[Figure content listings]
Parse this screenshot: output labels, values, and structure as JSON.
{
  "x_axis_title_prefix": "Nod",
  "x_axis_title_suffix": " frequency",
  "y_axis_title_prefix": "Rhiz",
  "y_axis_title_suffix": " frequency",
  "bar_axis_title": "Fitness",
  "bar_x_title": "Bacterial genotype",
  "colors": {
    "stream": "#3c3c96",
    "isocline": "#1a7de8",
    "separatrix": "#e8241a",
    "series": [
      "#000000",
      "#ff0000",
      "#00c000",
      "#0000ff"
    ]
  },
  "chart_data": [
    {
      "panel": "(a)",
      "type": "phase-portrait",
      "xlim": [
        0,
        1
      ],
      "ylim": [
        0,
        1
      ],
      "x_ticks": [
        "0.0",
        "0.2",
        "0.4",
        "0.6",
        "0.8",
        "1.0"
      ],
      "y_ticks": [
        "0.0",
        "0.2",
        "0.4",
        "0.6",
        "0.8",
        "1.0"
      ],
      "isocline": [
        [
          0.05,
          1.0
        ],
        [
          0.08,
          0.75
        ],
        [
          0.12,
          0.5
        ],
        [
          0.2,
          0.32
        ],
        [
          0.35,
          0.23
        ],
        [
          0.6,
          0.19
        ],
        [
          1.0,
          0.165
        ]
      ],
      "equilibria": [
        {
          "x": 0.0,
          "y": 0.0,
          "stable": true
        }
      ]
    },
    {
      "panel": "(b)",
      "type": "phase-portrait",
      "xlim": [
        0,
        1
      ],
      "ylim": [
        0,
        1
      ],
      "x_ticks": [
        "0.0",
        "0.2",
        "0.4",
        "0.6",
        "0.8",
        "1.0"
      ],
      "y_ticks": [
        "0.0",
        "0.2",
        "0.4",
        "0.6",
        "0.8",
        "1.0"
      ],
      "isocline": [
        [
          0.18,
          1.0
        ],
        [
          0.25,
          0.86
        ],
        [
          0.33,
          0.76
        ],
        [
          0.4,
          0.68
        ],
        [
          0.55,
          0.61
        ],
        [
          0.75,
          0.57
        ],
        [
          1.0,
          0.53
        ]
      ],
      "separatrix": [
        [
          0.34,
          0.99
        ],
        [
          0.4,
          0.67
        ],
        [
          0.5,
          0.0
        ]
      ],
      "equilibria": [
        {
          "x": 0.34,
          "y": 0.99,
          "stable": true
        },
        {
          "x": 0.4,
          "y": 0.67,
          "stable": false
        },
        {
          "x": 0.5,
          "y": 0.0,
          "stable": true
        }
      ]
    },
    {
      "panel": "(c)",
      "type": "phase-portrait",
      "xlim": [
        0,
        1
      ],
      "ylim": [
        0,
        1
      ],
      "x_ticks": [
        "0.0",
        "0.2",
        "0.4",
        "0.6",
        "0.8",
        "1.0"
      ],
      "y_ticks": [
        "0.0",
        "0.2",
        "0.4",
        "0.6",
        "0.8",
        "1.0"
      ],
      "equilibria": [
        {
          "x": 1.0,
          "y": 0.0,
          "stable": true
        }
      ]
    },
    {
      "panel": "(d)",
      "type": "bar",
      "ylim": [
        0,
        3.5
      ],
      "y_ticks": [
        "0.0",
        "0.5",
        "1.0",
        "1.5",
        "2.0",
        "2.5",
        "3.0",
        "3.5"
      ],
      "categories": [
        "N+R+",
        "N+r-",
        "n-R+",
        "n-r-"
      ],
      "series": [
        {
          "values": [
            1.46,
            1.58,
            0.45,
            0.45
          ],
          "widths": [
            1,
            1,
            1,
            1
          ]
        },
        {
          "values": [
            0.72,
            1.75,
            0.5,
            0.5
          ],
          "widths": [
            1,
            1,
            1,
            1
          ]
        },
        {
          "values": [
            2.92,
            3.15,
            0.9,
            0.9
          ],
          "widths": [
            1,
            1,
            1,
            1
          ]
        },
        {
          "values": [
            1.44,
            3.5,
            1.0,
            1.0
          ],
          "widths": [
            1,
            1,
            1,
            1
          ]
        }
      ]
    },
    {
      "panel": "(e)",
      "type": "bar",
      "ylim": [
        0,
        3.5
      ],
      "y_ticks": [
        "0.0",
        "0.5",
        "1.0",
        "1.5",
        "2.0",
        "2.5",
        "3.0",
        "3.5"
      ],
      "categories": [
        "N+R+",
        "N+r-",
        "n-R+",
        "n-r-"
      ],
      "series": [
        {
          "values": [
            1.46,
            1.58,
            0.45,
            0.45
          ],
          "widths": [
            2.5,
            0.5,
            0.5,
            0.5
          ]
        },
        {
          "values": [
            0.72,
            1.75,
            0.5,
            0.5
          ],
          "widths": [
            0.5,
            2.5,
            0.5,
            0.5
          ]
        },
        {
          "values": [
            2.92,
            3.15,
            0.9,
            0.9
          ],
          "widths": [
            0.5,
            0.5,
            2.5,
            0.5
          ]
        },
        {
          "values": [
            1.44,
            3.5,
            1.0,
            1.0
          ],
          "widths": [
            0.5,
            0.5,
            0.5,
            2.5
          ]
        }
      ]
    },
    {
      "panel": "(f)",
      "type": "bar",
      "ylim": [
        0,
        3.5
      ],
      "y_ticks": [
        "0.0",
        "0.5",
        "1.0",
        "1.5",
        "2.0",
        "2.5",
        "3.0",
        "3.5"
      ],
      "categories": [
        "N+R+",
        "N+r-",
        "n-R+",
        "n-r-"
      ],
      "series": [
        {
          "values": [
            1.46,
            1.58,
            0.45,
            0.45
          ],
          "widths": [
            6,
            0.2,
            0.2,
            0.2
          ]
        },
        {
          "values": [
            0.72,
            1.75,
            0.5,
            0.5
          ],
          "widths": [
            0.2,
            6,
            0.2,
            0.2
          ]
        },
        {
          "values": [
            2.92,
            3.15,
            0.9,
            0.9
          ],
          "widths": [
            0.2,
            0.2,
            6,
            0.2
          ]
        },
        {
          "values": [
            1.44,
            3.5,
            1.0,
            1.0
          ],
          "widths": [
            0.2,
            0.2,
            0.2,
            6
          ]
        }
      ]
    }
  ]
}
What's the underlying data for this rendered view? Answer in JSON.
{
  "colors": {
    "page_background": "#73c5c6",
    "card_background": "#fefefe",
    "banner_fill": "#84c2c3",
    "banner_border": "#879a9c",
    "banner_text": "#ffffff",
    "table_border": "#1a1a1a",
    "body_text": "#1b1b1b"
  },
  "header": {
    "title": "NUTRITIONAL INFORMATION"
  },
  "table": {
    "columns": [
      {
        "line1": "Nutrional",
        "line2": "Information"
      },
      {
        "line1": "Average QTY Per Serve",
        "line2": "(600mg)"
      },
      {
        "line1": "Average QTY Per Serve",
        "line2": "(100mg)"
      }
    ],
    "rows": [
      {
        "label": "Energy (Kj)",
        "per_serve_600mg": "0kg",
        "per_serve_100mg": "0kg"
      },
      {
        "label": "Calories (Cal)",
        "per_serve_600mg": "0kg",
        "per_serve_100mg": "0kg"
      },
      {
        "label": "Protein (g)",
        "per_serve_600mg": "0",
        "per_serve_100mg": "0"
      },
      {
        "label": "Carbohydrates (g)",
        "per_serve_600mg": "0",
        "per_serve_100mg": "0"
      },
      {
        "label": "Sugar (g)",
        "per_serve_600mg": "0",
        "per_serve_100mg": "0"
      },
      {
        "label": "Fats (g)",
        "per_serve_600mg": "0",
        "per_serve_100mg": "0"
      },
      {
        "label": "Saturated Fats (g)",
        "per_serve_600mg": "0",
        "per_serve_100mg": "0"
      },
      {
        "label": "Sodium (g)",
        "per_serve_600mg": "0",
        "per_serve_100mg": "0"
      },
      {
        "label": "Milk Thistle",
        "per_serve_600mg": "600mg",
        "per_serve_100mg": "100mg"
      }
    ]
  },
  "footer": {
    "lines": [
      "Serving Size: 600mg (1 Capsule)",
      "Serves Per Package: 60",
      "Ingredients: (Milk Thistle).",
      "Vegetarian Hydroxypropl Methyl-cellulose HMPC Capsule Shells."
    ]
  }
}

● **Activity**: Using the records above, list each line that includes "Thistle".

● **Output of the exercise**:
        "label": "Milk Thistle",
      "Ingredients: (Milk Thistle).",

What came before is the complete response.